- **ASSIGNMENT**:
Go over the data and copy out each line with "Published" in it.

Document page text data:
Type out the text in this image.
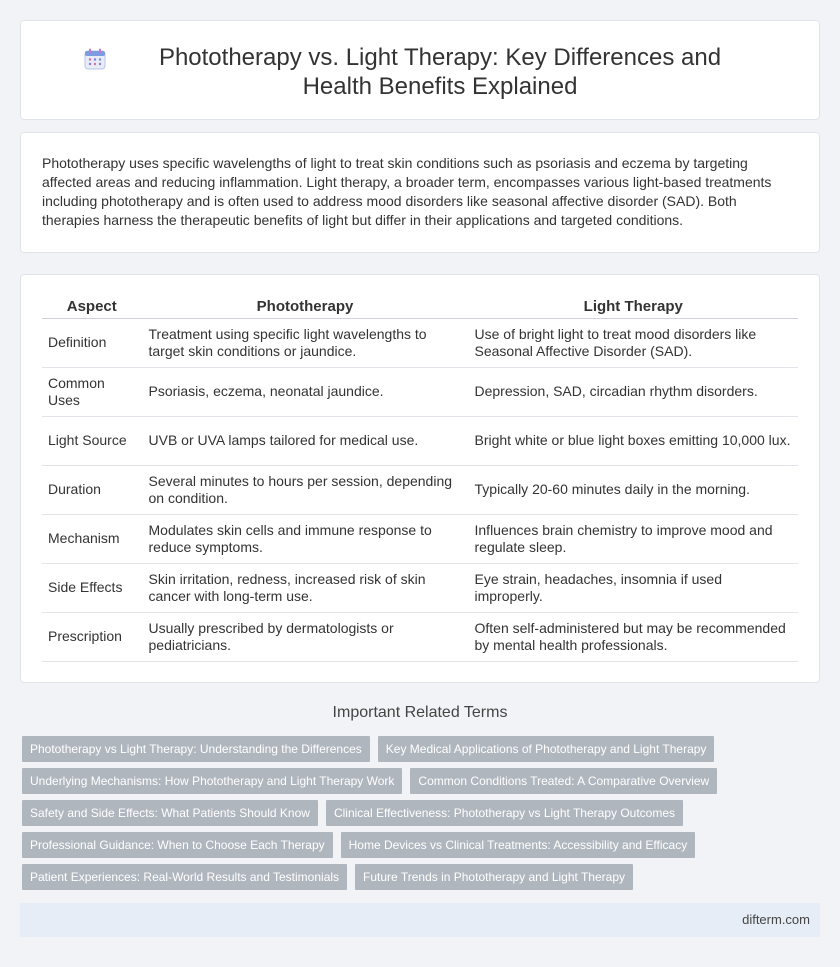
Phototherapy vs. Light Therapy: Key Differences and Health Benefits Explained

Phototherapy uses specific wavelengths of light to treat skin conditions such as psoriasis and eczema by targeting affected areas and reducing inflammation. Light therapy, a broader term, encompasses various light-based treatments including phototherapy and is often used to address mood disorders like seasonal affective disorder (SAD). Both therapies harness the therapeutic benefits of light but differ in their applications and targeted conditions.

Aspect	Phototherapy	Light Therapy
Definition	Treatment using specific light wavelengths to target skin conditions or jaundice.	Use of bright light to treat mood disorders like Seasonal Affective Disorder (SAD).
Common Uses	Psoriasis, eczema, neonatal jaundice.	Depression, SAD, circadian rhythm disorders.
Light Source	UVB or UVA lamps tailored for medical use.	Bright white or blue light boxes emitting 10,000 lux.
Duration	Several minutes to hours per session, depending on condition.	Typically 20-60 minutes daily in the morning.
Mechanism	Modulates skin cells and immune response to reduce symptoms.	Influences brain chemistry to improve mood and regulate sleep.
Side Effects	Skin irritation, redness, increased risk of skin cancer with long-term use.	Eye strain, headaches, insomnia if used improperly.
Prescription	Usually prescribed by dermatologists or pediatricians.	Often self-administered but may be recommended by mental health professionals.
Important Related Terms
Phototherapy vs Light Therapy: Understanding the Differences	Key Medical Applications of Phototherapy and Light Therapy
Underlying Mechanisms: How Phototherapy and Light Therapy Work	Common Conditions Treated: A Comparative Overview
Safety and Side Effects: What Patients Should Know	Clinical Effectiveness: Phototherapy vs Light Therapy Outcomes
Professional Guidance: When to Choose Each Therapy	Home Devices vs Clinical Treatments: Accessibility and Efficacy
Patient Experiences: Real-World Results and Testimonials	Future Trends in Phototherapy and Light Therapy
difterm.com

* * *

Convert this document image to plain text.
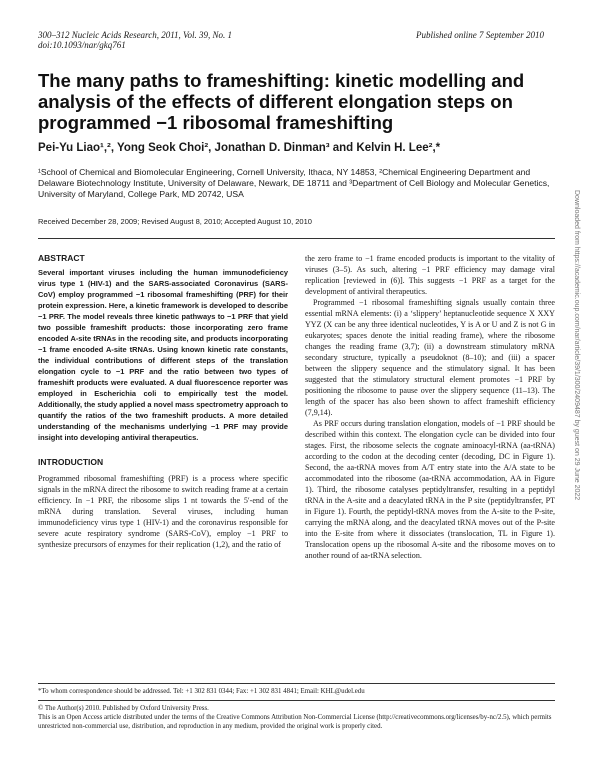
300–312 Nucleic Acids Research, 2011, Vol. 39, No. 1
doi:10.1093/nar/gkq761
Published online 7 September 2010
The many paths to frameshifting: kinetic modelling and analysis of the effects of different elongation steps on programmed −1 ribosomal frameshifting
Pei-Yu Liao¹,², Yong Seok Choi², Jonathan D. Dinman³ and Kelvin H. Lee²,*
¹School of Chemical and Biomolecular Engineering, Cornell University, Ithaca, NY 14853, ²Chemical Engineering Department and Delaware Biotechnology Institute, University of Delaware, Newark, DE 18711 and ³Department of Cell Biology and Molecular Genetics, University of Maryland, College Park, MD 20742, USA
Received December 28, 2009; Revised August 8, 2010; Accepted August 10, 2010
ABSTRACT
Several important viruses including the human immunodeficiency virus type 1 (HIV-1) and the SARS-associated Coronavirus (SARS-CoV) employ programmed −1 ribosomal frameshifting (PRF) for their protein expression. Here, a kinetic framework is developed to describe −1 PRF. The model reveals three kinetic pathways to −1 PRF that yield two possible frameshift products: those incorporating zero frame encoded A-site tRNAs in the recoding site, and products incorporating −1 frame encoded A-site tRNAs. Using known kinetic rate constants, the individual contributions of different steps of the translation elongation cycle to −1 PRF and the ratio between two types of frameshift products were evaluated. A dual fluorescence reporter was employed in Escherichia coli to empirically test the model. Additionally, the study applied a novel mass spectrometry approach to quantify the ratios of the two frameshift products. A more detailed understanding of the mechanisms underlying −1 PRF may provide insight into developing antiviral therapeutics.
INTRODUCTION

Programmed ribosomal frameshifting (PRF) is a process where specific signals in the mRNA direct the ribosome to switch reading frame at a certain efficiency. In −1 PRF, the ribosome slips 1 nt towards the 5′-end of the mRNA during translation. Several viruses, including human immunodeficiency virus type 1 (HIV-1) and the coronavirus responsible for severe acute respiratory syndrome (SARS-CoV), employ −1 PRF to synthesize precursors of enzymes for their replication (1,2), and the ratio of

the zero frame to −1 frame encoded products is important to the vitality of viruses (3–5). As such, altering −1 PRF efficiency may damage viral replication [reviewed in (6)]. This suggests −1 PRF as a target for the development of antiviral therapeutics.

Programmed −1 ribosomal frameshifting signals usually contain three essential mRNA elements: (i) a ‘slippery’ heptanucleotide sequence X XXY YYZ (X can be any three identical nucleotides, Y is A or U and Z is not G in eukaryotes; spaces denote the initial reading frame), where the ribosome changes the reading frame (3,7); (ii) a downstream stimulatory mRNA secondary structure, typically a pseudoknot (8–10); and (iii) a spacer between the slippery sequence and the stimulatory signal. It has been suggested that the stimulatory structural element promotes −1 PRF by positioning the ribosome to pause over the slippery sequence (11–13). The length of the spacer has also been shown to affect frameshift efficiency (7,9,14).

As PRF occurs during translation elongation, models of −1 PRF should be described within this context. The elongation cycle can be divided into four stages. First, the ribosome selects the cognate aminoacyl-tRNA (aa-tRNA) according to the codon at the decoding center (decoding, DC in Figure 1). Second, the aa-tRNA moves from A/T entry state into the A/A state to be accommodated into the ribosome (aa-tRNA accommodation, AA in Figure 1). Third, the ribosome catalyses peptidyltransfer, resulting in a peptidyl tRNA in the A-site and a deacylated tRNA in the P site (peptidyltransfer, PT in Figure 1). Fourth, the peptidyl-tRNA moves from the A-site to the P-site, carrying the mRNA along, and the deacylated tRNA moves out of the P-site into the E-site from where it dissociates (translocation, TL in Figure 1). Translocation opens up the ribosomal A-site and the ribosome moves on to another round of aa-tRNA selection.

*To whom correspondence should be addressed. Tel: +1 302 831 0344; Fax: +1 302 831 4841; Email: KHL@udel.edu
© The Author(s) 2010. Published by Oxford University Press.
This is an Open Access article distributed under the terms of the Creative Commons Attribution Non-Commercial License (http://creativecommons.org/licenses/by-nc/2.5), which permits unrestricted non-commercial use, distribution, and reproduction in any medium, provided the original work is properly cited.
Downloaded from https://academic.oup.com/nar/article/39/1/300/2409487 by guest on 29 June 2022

- **YOUR RESPONSE**:
Published online 7 September 2010
© The Author(s) 2010. Published by Oxford University Press.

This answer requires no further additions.